- _What the task asks_
Please replace every "legend-key-bg" in the rows below with "legend-key-background" and leave everything else unchanged.

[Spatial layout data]

_____

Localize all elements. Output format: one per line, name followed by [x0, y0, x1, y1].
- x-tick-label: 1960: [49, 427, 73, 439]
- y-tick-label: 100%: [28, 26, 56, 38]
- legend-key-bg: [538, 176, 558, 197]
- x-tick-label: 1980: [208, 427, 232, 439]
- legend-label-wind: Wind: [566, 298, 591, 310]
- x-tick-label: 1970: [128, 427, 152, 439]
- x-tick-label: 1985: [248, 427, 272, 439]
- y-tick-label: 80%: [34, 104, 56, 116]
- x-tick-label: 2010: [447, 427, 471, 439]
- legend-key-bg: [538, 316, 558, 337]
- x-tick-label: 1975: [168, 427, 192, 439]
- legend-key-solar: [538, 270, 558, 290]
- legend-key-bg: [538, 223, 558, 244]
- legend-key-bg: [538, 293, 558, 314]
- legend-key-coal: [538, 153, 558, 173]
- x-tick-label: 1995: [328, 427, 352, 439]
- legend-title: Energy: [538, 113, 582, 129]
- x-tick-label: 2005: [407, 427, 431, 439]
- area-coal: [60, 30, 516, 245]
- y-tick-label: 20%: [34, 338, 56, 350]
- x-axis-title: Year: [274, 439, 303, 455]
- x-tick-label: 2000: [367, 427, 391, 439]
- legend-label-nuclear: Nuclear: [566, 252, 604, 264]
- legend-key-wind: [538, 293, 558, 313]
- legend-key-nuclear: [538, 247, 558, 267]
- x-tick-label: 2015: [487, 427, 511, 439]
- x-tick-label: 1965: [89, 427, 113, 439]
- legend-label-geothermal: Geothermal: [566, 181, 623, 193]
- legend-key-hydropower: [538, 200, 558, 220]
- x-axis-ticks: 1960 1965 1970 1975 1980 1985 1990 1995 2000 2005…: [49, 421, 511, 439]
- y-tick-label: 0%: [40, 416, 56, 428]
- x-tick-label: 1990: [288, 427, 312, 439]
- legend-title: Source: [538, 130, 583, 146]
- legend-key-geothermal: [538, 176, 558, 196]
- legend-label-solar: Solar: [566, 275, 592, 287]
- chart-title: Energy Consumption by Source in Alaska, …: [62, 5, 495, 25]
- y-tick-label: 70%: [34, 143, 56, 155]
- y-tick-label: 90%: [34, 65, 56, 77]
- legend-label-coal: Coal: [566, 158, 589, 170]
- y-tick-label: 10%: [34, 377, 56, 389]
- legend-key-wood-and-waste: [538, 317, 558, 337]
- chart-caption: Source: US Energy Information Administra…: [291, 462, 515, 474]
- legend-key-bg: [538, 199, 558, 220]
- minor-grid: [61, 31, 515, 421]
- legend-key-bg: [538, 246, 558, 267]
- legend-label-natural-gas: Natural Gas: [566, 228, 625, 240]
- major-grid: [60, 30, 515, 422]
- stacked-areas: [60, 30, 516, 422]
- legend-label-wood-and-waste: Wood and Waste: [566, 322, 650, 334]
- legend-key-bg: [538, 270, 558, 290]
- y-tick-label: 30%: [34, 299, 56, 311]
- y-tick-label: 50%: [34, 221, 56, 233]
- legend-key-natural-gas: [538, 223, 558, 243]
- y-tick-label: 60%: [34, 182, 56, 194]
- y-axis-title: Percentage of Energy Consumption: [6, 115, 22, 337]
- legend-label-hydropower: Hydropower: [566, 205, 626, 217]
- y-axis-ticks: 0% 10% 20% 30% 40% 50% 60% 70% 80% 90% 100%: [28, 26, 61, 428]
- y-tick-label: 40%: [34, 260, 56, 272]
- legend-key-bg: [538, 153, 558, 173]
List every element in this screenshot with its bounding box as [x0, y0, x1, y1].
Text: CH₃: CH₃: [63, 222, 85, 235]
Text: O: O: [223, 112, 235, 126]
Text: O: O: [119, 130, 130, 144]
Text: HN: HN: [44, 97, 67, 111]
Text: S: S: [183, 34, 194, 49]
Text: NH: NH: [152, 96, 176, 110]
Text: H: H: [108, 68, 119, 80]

_____

- _Solution for this problem_
Localize all elements. Output format: one per line, name followed by [x0, y0, x1, y1].
- x-tick-label: 1960: [49, 427, 73, 439]
- y-tick-label: 100%: [28, 26, 56, 38]
- legend-key-background: [538, 176, 558, 197]
- x-tick-label: 1980: [208, 427, 232, 439]
- legend-label-wind: Wind: [566, 298, 591, 310]
- x-tick-label: 1970: [128, 427, 152, 439]
- x-tick-label: 1985: [248, 427, 272, 439]
- y-tick-label: 80%: [34, 104, 56, 116]
- x-tick-label: 2010: [447, 427, 471, 439]
- legend-key-background: [538, 316, 558, 337]
- x-tick-label: 1975: [168, 427, 192, 439]
- legend-key-solar: [538, 270, 558, 290]
- legend-key-background: [538, 223, 558, 244]
- legend-key-background: [538, 293, 558, 314]
- legend-key-coal: [538, 153, 558, 173]
- x-tick-label: 1995: [328, 427, 352, 439]
- legend-title: Energy: [538, 113, 582, 129]
- x-tick-label: 2005: [407, 427, 431, 439]
- area-coal: [60, 30, 516, 245]
- y-tick-label: 20%: [34, 338, 56, 350]
- x-axis-title: Year: [274, 439, 303, 455]
- x-tick-label: 2000: [367, 427, 391, 439]
- legend-label-nuclear: Nuclear: [566, 252, 604, 264]
- legend-key-wind: [538, 293, 558, 313]
- legend-key-nuclear: [538, 247, 558, 267]
- x-tick-label: 2015: [487, 427, 511, 439]
- x-tick-label: 1965: [89, 427, 113, 439]
- legend-label-geothermal: Geothermal: [566, 181, 623, 193]
- legend-key-hydropower: [538, 200, 558, 220]
- x-axis-ticks: 1960 1965 1970 1975 1980 1985 1990 1995 2000 2005…: [49, 421, 511, 439]
- y-tick-label: 0%: [40, 416, 56, 428]
- x-tick-label: 1990: [288, 427, 312, 439]
- legend-title: Source: [538, 130, 583, 146]
- legend-key-geothermal: [538, 176, 558, 196]
- legend-label-solar: Solar: [566, 275, 592, 287]
- chart-title: Energy Consumption by Source in Alaska, …: [62, 5, 495, 25]
- y-tick-label: 70%: [34, 143, 56, 155]
- y-tick-label: 90%: [34, 65, 56, 77]
- legend-label-coal: Coal: [566, 158, 589, 170]
- y-tick-label: 10%: [34, 377, 56, 389]
- legend-key-wood-and-waste: [538, 317, 558, 337]
- chart-caption: Source: US Energy Information Administra…: [291, 462, 515, 474]
- legend-key-background: [538, 199, 558, 220]
- minor-grid: [61, 31, 515, 421]
- legend-key-background: [538, 246, 558, 267]
- legend-label-natural-gas: Natural Gas: [566, 228, 625, 240]
- major-grid: [60, 30, 515, 422]
- stacked-areas: [60, 30, 516, 422]
- legend-label-wood-and-waste: Wood and Waste: [566, 322, 650, 334]
- legend-key-background: [538, 270, 558, 290]
- y-tick-label: 30%: [34, 299, 56, 311]
- y-tick-label: 50%: [34, 221, 56, 233]
- legend-key-natural-gas: [538, 223, 558, 243]
- y-tick-label: 60%: [34, 182, 56, 194]
- y-axis-title: Percentage of Energy Consumption: [6, 115, 22, 337]
- legend-label-hydropower: Hydropower: [566, 205, 626, 217]
- y-axis-ticks: 0% 10% 20% 30% 40% 50% 60% 70% 80% 90% 100%: [28, 26, 61, 428]
- y-tick-label: 40%: [34, 260, 56, 272]
- legend-key-background: [538, 153, 558, 173]
List every element in this screenshot with its bounding box as [x0, y0, x1, y1].
Text: CH₃: CH₃: [63, 222, 85, 235]
Text: O: O: [223, 112, 235, 126]
Text: O: O: [119, 130, 130, 144]
Text: HN: HN: [44, 97, 67, 111]
Text: S: S: [183, 34, 194, 49]
Text: NH: NH: [152, 96, 176, 110]
Text: H: H: [108, 68, 119, 80]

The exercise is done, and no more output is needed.